• [Short task]
Locate the word "terrains" in the material, then show every line that holds it.

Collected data
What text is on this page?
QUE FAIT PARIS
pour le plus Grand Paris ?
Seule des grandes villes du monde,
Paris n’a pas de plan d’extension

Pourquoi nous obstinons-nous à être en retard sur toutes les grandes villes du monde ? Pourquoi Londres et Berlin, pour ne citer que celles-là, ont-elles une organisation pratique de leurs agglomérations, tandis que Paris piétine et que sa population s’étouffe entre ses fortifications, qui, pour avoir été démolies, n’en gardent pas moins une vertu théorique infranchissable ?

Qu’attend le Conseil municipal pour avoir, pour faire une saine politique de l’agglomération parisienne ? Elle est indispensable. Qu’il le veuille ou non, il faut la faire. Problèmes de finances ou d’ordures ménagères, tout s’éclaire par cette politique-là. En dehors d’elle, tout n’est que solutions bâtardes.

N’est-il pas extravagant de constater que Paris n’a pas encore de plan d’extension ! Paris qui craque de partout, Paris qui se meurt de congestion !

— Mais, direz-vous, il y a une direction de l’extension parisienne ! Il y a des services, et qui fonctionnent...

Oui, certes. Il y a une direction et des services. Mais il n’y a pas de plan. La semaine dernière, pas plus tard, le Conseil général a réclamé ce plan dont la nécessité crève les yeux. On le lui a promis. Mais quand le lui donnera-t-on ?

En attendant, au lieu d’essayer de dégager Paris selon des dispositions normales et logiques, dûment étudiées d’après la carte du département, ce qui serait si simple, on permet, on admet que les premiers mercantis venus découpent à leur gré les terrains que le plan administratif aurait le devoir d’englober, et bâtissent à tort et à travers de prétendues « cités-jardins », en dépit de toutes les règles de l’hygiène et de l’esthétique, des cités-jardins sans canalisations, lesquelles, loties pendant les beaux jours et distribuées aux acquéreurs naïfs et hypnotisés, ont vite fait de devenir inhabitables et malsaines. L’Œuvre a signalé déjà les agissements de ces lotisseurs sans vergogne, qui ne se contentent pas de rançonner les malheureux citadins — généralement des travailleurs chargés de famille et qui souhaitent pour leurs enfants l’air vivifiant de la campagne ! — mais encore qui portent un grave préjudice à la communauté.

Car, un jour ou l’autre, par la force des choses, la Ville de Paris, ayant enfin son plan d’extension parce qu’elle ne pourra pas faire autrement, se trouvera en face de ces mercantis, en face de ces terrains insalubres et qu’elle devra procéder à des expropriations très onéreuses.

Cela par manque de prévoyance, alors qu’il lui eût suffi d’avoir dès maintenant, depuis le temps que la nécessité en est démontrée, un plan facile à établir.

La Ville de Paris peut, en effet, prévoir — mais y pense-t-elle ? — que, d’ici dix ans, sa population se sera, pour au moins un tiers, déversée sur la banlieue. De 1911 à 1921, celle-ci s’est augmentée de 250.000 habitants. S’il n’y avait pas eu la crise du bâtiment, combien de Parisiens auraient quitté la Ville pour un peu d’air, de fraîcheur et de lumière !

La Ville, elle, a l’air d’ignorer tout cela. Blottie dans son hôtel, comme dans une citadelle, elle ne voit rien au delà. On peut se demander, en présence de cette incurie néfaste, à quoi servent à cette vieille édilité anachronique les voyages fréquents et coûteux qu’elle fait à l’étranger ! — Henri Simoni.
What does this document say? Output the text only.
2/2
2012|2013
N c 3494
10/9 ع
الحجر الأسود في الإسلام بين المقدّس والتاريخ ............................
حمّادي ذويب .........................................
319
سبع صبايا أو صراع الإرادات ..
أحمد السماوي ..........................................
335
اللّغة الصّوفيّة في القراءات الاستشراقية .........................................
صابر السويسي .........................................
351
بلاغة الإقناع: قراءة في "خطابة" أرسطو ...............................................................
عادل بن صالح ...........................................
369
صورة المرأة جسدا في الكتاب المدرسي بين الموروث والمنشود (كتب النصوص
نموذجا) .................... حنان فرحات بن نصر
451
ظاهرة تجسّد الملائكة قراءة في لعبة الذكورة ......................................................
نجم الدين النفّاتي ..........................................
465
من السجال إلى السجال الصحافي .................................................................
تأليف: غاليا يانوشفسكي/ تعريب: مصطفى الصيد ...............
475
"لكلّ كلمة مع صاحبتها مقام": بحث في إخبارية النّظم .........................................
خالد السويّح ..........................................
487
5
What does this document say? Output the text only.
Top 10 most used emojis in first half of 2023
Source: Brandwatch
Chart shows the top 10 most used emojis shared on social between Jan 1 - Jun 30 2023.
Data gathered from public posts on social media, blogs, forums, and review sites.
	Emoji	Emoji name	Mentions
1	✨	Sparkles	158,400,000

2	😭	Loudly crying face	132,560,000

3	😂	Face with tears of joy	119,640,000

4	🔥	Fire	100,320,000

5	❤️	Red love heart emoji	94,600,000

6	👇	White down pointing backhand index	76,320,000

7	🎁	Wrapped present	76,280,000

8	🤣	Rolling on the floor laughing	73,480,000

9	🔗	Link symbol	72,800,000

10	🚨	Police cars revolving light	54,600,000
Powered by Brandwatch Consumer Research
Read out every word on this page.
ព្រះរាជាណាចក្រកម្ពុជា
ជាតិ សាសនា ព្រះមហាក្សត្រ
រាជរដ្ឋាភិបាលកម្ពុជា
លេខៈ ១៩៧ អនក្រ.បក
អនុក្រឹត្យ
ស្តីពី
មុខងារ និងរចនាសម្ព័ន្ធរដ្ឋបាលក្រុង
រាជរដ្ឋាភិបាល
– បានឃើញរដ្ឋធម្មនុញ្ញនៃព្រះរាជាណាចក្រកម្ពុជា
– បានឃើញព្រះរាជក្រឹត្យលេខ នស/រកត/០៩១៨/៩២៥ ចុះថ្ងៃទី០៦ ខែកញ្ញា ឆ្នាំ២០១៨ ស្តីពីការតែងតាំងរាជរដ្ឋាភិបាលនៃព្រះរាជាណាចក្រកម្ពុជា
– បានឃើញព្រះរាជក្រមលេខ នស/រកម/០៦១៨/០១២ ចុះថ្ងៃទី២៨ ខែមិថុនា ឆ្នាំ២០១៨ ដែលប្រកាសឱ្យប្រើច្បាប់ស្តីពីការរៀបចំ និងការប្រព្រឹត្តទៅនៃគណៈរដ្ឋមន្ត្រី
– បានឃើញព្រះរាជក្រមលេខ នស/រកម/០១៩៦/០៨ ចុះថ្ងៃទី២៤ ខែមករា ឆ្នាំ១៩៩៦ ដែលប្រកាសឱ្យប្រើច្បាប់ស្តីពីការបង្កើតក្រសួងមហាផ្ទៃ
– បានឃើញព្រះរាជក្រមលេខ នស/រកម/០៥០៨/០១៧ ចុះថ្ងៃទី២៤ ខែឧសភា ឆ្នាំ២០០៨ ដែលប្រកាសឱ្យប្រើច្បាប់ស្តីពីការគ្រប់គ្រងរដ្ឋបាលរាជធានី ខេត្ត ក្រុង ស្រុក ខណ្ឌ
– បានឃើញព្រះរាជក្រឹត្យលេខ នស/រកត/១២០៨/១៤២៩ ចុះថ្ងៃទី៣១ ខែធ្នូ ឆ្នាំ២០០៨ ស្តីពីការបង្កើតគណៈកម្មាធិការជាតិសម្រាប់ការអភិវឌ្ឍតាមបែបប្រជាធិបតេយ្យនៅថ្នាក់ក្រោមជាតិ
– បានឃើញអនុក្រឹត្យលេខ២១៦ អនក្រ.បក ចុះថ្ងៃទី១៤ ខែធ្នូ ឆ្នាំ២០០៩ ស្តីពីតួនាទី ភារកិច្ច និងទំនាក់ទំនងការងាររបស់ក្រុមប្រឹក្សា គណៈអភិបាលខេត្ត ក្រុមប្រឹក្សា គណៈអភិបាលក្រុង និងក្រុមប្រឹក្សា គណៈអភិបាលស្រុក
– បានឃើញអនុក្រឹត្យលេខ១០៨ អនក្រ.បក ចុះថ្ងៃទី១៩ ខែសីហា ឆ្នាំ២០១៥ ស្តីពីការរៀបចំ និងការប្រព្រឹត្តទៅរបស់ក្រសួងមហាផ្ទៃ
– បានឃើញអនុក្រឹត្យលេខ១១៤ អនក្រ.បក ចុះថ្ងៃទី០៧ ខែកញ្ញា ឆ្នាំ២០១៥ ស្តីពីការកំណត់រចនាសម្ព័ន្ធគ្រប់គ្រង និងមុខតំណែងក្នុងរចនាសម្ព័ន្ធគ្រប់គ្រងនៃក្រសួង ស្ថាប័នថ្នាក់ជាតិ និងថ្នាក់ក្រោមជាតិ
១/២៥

• [Answer below]
En attendant, au lieu d’essayer de dégager Paris selon des dispositions normales et logiques, dûment étudiées d’après la carte du département, ce qui serait si simple, on permet, on admet que les premiers mercantis venus découpent à leur gré les terrains que le plan administratif aurait le devoir d’englober, et bâtissent à tort et à travers de prétendues « cités-jardins », en dépit de toutes les règles de l’hygiène et de l’esthétique, des cités-jardins sans canalisations, lesquelles, loties pendant les beaux jours et distribuées aux acquéreurs naïfs et hypnotisés, ont vite fait de devenir inhabitables et malsaines. L’Œuvre a signalé déjà les agissements de ces lotisseurs sans vergogne, qui ne se contentent pas de rançonner les malheureux citadins — généralement des travailleurs chargés de famille et qui souhaitent pour leurs enfants l’air vivifiant de la campagne ! — mais encore qui portent un grave préjudice à la communauté.
Car, un jour ou l’autre, par la force des choses, la Ville de Paris, ayant enfin son plan d’extension parce qu’elle ne pourra pas faire autrement, se trouvera en face de ces mercantis, en face de ces terrains insalubres et qu’elle devra procéder à des expropriations très onéreuses.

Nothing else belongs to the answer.